Pictures do not belong in the copy; quote every entry below exactly.

SUPPLIED MATERIAL =>
▬▬▬▬▬▬▬▬▬▬

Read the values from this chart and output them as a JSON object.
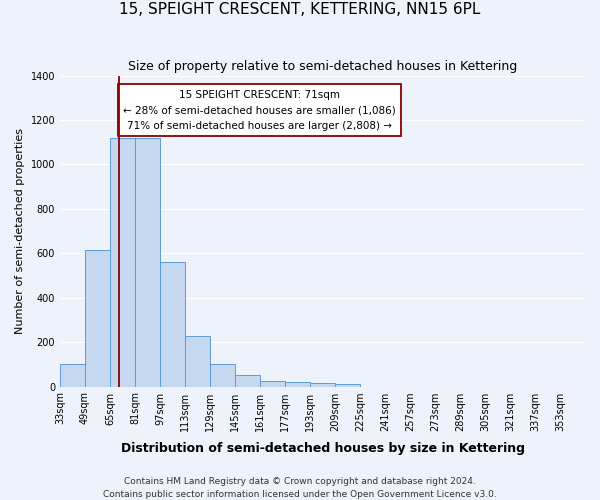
{
  "title": "15, SPEIGHT CRESCENT, KETTERING, NN15 6PL",
  "subtitle": "Size of property relative to semi-detached houses in Kettering",
  "xlabel": "Distribution of semi-detached houses by size in Kettering",
  "ylabel": "Number of semi-detached properties",
  "bin_labels": [
    "33sqm",
    "49sqm",
    "65sqm",
    "81sqm",
    "97sqm",
    "113sqm",
    "129sqm",
    "145sqm",
    "161sqm",
    "177sqm",
    "193sqm",
    "209sqm",
    "225sqm",
    "241sqm",
    "257sqm",
    "273sqm",
    "289sqm",
    "305sqm",
    "321sqm",
    "337sqm",
    "353sqm"
  ],
  "bin_edges": [
    33,
    49,
    65,
    81,
    97,
    113,
    129,
    145,
    161,
    177,
    193,
    209,
    225,
    241,
    257,
    273,
    289,
    305,
    321,
    337,
    353,
    369
  ],
  "bar_heights": [
    100,
    615,
    1120,
    1120,
    560,
    228,
    103,
    50,
    25,
    20,
    18,
    10,
    0,
    0,
    0,
    0,
    0,
    0,
    0,
    0,
    0
  ],
  "bar_color": "#c5d8f0",
  "bar_edge_color": "#5b9bd5",
  "red_line_x": 71,
  "ylim": [
    0,
    1400
  ],
  "yticks": [
    0,
    200,
    400,
    600,
    800,
    1000,
    1200,
    1400
  ],
  "annotation_box_text": "15 SPEIGHT CRESCENT: 71sqm\n← 28% of semi-detached houses are smaller (1,086)\n71% of semi-detached houses are larger (2,808) →",
  "footer_line1": "Contains HM Land Registry data © Crown copyright and database right 2024.",
  "footer_line2": "Contains public sector information licensed under the Open Government Licence v3.0.",
  "background_color": "#eef2fa",
  "grid_color": "#ffffff",
  "title_fontsize": 11,
  "subtitle_fontsize": 9,
  "xlabel_fontsize": 9,
  "ylabel_fontsize": 8,
  "tick_fontsize": 7,
  "footer_fontsize": 6.5,
  "annot_fontsize": 7.5
}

▬▬▬▬▬▬▬▬▬▬

COMPLETE ANSWER =>
Read the values from this chart and output them as a JSON object.
{
  "title": "15, SPEIGHT CRESCENT, KETTERING, NN15 6PL",
  "subtitle": "Size of property relative to semi-detached houses in Kettering",
  "xlabel": "Distribution of semi-detached houses by size in Kettering",
  "ylabel": "Number of semi-detached properties",
  "bin_labels": [
    "33sqm",
    "49sqm",
    "65sqm",
    "81sqm",
    "97sqm",
    "113sqm",
    "129sqm",
    "145sqm",
    "161sqm",
    "177sqm",
    "193sqm",
    "209sqm",
    "225sqm",
    "241sqm",
    "257sqm",
    "273sqm",
    "289sqm",
    "305sqm",
    "321sqm",
    "337sqm",
    "353sqm"
  ],
  "bin_edges": [
    33,
    49,
    65,
    81,
    97,
    113,
    129,
    145,
    161,
    177,
    193,
    209,
    225,
    241,
    257,
    273,
    289,
    305,
    321,
    337,
    353,
    369
  ],
  "bar_heights": [
    100,
    615,
    1120,
    1120,
    560,
    228,
    103,
    50,
    25,
    20,
    18,
    10,
    0,
    0,
    0,
    0,
    0,
    0,
    0,
    0,
    0
  ],
  "bar_color": "#c5d8f0",
  "bar_edge_color": "#5b9bd5",
  "red_line_x": 71,
  "ylim": [
    0,
    1400
  ],
  "yticks": [
    0,
    200,
    400,
    600,
    800,
    1000,
    1200,
    1400
  ],
  "annotation_box_text": "15 SPEIGHT CRESCENT: 71sqm\n← 28% of semi-detached houses are smaller (1,086)\n71% of semi-detached houses are larger (2,808) →",
  "footer_line1": "Contains HM Land Registry data © Crown copyright and database right 2024.",
  "footer_line2": "Contains public sector information licensed under the Open Government Licence v3.0.",
  "background_color": "#eef2fa",
  "grid_color": "#ffffff",
  "title_fontsize": 11,
  "subtitle_fontsize": 9,
  "xlabel_fontsize": 9,
  "ylabel_fontsize": 8,
  "tick_fontsize": 7,
  "footer_fontsize": 6.5,
  "annot_fontsize": 7.5
}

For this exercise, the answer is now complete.